• _Annotated element listings_:
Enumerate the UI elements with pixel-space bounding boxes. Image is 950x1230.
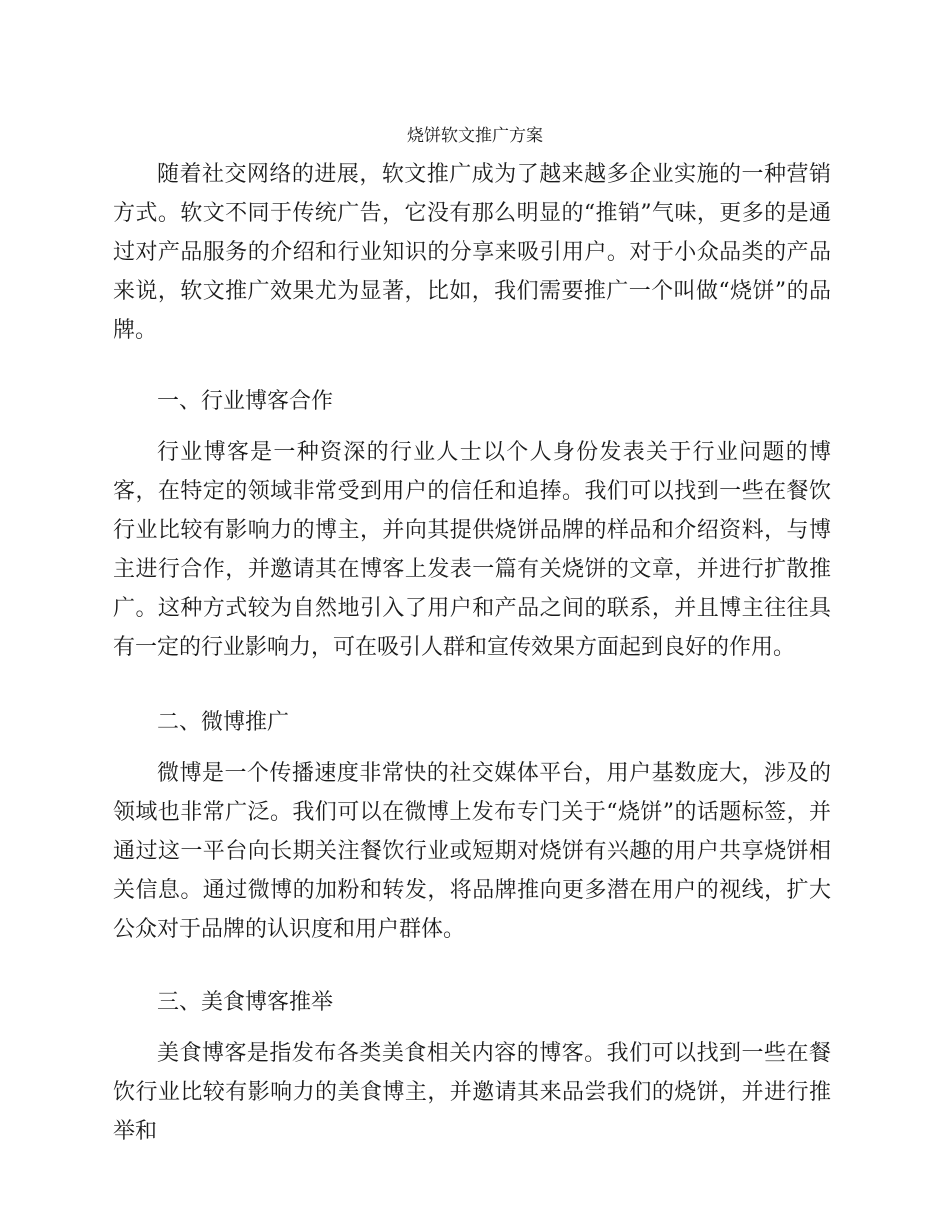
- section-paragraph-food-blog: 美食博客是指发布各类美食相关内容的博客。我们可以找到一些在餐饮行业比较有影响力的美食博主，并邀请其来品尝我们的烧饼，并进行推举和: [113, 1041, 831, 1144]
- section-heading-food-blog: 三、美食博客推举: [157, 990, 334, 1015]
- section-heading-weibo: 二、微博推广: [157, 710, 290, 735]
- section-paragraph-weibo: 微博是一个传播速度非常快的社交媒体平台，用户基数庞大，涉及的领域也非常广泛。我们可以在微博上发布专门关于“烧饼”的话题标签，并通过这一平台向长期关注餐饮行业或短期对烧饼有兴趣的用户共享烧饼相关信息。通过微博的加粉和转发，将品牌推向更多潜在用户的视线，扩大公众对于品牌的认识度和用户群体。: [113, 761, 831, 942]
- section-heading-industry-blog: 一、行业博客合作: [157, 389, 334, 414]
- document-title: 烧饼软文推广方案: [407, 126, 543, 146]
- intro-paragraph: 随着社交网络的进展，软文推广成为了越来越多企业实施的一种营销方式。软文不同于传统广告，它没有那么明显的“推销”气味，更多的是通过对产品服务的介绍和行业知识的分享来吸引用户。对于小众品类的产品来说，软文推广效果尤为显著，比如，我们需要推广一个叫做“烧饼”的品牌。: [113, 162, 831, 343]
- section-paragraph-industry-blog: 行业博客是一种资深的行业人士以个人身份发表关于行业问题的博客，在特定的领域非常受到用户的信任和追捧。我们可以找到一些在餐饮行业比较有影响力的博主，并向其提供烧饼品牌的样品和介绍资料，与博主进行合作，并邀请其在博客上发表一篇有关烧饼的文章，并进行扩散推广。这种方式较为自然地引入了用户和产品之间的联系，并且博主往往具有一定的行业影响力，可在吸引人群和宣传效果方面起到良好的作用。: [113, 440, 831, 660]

• _STATED EXERCISE_: Put every line of the material above into a numbered list, skipping any blank lines and leaving out the pictures.

• _FULL ANSWER_:
1. Enumerate the UI elements with pixel-space bounding boxes. Image is 950x1230.
2. - section-paragraph-food-blog: 美食博客是指发布各类美食相关内容的博客。我们可以找到一些在餐饮行业比较有影响力的美食博主，并邀请其来品尝我们的烧饼，并进行推举和: [113, 1041, 831, 1144]
3. - section-heading-food-blog: 三、美食博客推举: [157, 990, 334, 1015]
4. - section-heading-weibo: 二、微博推广: [157, 710, 290, 735]
5. - section-paragraph-weibo: 微博是一个传播速度非常快的社交媒体平台，用户基数庞大，涉及的领域也非常广泛。我们可以在微博上发布专门关于“烧饼”的话题标签，并通过这一平台向长期关注餐饮行业或短期对烧饼有兴趣的用户共享烧饼相关信息。通过微博的加粉和转发，将品牌推向更多潜在用户的视线，扩大公众对于品牌的认识度和用户群体。: [113, 761, 831, 942]
6. - section-heading-industry-blog: 一、行业博客合作: [157, 389, 334, 414]
7. - document-title: 烧饼软文推广方案: [407, 126, 543, 146]
8. - intro-paragraph: 随着社交网络的进展，软文推广成为了越来越多企业实施的一种营销方式。软文不同于传统广告，它没有那么明显的“推销”气味，更多的是通过对产品服务的介绍和行业知识的分享来吸引用户。对于小众品类的产品来说，软文推广效果尤为显著，比如，我们需要推广一个叫做“烧饼”的品牌。: [113, 162, 831, 343]
9. - section-paragraph-industry-blog: 行业博客是一种资深的行业人士以个人身份发表关于行业问题的博客，在特定的领域非常受到用户的信任和追捧。我们可以找到一些在餐饮行业比较有影响力的博主，并向其提供烧饼品牌的样品和介绍资料，与博主进行合作，并邀请其在博客上发表一篇有关烧饼的文章，并进行扩散推广。这种方式较为自然地引入了用户和产品之间的联系，并且博主往往具有一定的行业影响力，可在吸引人群和宣传效果方面起到良好的作用。: [113, 440, 831, 660]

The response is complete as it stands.